Pick out the lines below with "General" and list them.

## START MATERIAL FOR THIS EXERCISE

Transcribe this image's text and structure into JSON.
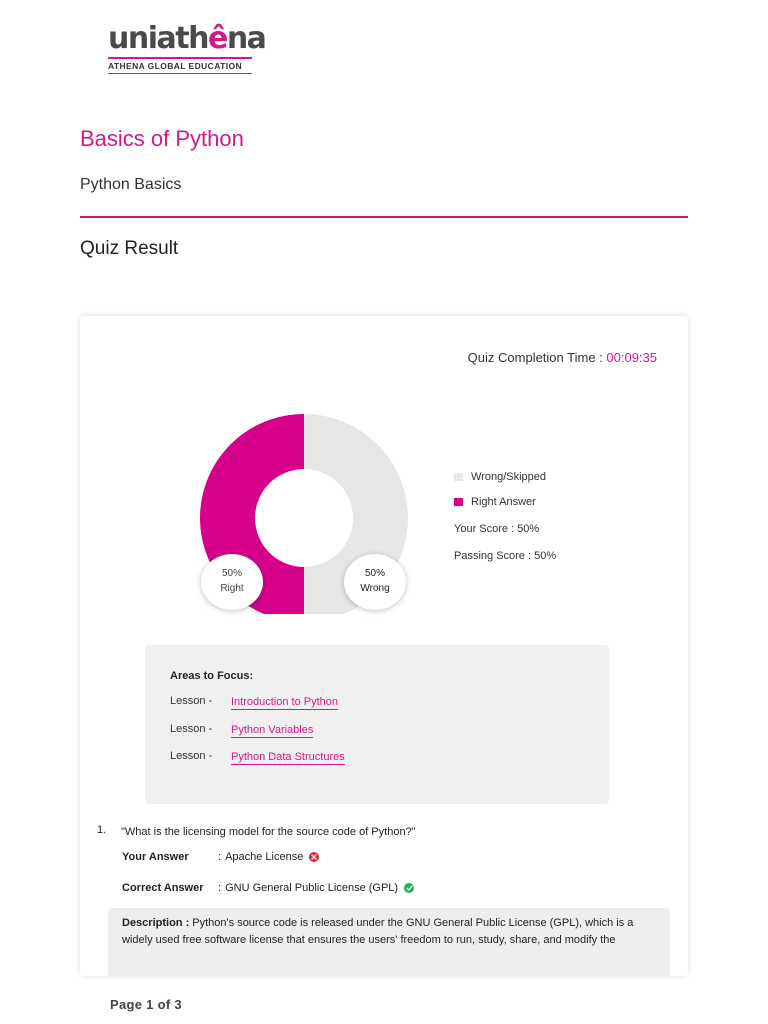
{
  "logo": {
    "word_part1": "uni",
    "word_part2": "ath",
    "word_part3": "ê",
    "word_part4": "na",
    "tagline": "ATHENA GLOBAL EDUCATION"
  },
  "course": {
    "title": "Basics of Python",
    "subtitle": "Python Basics"
  },
  "section_title": "Quiz Result",
  "completion": {
    "label": "Quiz Completion Time : ",
    "value": "00:09:35"
  },
  "chart_data": {
    "type": "pie",
    "donut": true,
    "categories": [
      "Right Answer",
      "Wrong/Skipped"
    ],
    "values": [
      50,
      50
    ],
    "colors": [
      "#d6008b",
      "#e6e6e6"
    ],
    "labels": [
      {
        "percent": "50%",
        "text": "Right"
      },
      {
        "percent": "50%",
        "text": "Wrong"
      }
    ],
    "legend_placement": "right"
  },
  "legend": {
    "items": [
      {
        "label": "Wrong/Skipped",
        "color": "#e9e9e9"
      },
      {
        "label": "Right Answer",
        "color": "#d6008b"
      }
    ],
    "your_score": "Your Score : 50%",
    "passing_score": "Passing Score : 50%"
  },
  "focus": {
    "title": "Areas to Focus:",
    "lessons": [
      {
        "prefix": "Lesson -",
        "name": "Introduction to Python"
      },
      {
        "prefix": "Lesson -",
        "name": "Python Variables"
      },
      {
        "prefix": "Lesson -",
        "name": "Python Data Structures"
      }
    ]
  },
  "question": {
    "number": "1.",
    "text": "\"What is the licensing model for the source code of Python?\"",
    "your_answer_label": "Your Answer",
    "your_answer": "Apache License",
    "correct_answer_label": "Correct Answer",
    "correct_answer": "GNU General Public License (GPL)",
    "colon": ":",
    "description_label": "Description :",
    "description": " Python's source code is released under the GNU General Public License (GPL), which is a widely used free software license that ensures the users' freedom to run, study, share, and modify the"
  },
  "page_number": "Page 1 of 3"
}
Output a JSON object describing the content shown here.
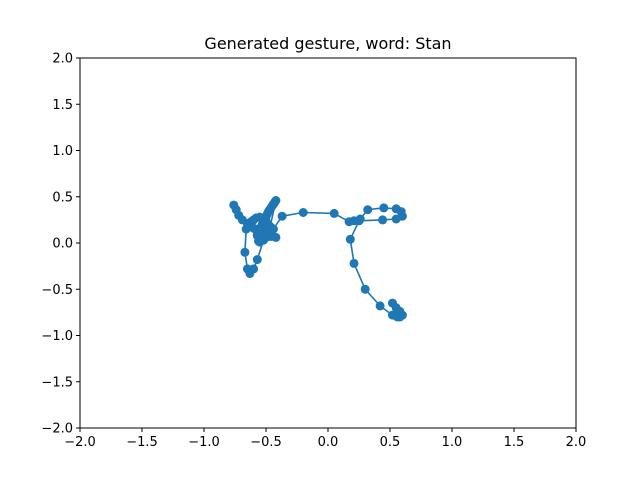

## END MATERIAL FOR THIS EXERCISE

### ANSWER FOR THE TASK
    "correct_answer": "GNU General Public License (GPL)",
    "description": " Python's source code is released under the GNU General Public License (GPL), which is a widely used free software license that ensures the users' freedom to run, study, share, and modify the"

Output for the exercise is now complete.